DESCRIPTION OF THE TASK:
From the listing below, extract every line containing "text".
--- start of RECORDS ---
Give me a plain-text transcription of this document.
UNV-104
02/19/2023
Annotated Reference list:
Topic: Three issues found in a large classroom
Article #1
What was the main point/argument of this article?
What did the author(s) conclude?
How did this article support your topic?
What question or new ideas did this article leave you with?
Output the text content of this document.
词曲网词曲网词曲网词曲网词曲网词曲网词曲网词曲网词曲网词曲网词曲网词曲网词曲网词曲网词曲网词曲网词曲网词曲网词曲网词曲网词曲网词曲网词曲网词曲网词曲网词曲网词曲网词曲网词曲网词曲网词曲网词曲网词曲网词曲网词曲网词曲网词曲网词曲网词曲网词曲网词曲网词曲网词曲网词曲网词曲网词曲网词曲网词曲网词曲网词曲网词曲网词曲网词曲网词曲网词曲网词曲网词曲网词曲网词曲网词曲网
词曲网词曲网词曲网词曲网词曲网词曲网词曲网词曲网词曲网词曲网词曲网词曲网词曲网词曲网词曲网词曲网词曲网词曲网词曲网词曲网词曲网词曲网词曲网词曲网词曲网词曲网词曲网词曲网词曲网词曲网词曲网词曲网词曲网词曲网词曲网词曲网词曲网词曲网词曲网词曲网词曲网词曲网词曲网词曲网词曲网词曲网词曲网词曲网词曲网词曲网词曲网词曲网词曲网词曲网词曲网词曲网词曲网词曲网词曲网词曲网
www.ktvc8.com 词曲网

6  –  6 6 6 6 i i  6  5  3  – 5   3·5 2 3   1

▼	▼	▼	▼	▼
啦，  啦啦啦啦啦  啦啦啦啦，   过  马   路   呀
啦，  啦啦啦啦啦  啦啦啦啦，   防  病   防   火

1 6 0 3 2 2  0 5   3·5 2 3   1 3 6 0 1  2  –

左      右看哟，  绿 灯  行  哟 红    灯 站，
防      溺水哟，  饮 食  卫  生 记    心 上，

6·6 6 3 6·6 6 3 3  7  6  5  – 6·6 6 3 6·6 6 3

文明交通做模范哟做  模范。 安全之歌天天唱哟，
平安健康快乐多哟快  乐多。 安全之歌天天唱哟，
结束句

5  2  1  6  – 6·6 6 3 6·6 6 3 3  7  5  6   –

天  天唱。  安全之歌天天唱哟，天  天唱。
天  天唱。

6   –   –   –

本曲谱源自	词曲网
--- end of RECORDS ---
WRITTEN SOLUTION:
Give me a plain-text transcription of this document.
Output the text content of this document.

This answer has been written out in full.